**WRITTEN EXERCISE 1**
Reproduce the Bothell article word for word, from "Today, it's people, not" to "rural at heart.".
**WRITTEN EXERCISE 2**
Go on with the article about Bothell's change from logging and farm town, starting after its last sentence.

**SUPPLIED PASSAGE**
-.-.-

A logging and farm town yields to people and technology

By DEBERA CARLTON HARRELL Mail Author
SEATTLE POST-INTELLIGENCER REPORTER

Before the Hiram M. Chittenden Locks were finished in 1917, dramatically lowering Lake Washington, Bothell was a mill town and a popular steamboat stop along the Sammamish River.

Logs were felled in heavy forests north of town, then floated into a North Creek flume toward shingle mills on the river, or rowed via Lake Washington log booms to Seattle and Ballard.

A flat, fertile valley framed by the Cascade Mountains yielded corn and other crops. Dairy farmers, cattle ranchers and others tended the land or country estates. Hay, coal, eggs, butter, oats and potatoes were among the earliest cargoes from Bothell along the "slough" that stretched from Issaquah and Lake Sammamish west to Lake Washington.

Today, it's people, not timber or crops, that are moving in and around this growing city. With a welcoming sign that encourages visitors to "Stay for a day or a lifetime," Bothell has gone from log boom to technology boom. Yet in many ways it remains rural at heart.

-.-.-

**LISTED RECORDS**
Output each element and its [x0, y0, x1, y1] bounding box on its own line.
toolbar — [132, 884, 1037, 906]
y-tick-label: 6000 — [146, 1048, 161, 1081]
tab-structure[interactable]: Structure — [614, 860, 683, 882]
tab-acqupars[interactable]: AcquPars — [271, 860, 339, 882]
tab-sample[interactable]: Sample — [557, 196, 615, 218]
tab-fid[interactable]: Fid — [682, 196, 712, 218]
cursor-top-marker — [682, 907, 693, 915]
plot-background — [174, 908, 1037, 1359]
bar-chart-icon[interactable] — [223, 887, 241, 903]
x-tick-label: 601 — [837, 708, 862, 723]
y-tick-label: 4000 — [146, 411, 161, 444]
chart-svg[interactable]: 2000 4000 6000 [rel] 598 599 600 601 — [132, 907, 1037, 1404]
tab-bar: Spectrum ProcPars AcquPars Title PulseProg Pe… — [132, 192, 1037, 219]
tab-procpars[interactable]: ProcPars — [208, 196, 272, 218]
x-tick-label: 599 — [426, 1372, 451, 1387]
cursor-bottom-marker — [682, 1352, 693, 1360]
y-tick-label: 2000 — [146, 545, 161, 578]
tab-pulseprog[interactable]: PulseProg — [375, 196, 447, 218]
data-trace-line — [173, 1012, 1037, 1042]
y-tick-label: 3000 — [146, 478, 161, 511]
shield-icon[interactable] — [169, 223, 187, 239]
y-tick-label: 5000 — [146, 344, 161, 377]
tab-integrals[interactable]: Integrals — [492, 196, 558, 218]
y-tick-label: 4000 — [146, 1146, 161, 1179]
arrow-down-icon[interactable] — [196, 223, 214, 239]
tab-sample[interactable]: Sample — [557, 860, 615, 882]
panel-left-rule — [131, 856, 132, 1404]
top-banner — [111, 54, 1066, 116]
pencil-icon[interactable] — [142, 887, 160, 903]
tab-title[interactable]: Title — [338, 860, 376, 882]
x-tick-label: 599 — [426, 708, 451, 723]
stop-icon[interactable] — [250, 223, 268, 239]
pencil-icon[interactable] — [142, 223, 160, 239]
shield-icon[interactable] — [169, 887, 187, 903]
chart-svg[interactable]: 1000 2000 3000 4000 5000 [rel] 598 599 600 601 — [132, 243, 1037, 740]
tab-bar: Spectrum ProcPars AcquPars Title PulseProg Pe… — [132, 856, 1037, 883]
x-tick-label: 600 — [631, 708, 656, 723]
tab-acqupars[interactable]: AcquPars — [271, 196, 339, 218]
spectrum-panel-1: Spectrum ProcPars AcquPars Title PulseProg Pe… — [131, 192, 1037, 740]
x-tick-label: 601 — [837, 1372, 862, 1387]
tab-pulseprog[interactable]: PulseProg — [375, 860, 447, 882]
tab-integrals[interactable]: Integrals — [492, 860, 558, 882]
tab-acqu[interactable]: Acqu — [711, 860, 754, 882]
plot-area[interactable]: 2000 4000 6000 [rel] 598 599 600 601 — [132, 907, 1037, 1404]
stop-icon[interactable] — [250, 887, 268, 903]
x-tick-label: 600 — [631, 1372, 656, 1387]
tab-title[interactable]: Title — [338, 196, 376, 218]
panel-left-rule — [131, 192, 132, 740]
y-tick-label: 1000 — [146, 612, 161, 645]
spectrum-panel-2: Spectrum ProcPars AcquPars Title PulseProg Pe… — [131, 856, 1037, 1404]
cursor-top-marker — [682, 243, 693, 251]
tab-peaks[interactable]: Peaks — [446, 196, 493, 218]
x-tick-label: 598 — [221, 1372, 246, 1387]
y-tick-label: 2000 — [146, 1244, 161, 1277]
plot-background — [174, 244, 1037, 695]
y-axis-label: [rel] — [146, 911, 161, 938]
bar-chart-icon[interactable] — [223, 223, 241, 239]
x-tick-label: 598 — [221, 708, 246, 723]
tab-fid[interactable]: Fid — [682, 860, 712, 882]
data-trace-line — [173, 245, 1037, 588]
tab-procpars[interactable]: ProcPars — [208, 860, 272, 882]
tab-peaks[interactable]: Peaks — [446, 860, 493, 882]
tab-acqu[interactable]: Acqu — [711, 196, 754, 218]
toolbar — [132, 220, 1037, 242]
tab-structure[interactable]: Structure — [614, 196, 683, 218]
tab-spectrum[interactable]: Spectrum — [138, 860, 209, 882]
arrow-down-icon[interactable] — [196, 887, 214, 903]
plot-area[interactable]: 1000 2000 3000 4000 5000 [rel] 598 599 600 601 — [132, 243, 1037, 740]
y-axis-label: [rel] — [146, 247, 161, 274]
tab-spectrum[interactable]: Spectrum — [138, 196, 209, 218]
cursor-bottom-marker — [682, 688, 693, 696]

-.-.-

**WRITTEN ANSWER 1**
Today, it's people, not timber or crops, that are moving in and around this growing city. With a welcoming sign that encourages visitors to "Stay for a day or a lifetime," Bothell has gone from log boom to technology boom. Yet in many ways it remains rural at heart.

**WRITTEN ANSWER 2**
Map of BothellMany city officials, merchants and residents say they want to enhance Bothell as a regional nexus for recreation, transportation and high-tech industry without destroying the small-town atmosphere that citizens prize.

It has taken less than 30 years to transform Bothell's landscape, and for its population to grow from 3,000 to about 26,000. A major freeway cloverleaf -- Interstate 405 and state Route 522 -- replaced clover in the late 1960s. Cornfields and dairy farms have yielded to a technology corridor and business parks.

A University of Washington branch campus is being built where purebred Hereford cattle once grazed.

In 1992, the King County city of Bothell annexed a willing part of south Snohomish County (from 244th Street north to Filbert and Maltby roads), making it one of the biggest cities in the state to overlap two counties. The annexation pulled in 11,400 people, nearly doubling Bothell's population.

Different jurisdictions, laws, plans, issues and sentiments -- rural vs. urban, for example -- have made "balance" a city government buzzword. Citizens and land are split 50-50 between the two counties.

Changes have made Bothell a city with connections -- and increasing regional clout, city officials say. Major freeways intersect at Bothell, making it an important transportation hub now and as a future rapid transit stop. Bothell's Northshore School District is highly respected, and as host to high-tech employers and to the UW campus, the city role in technological and educational issues is assured.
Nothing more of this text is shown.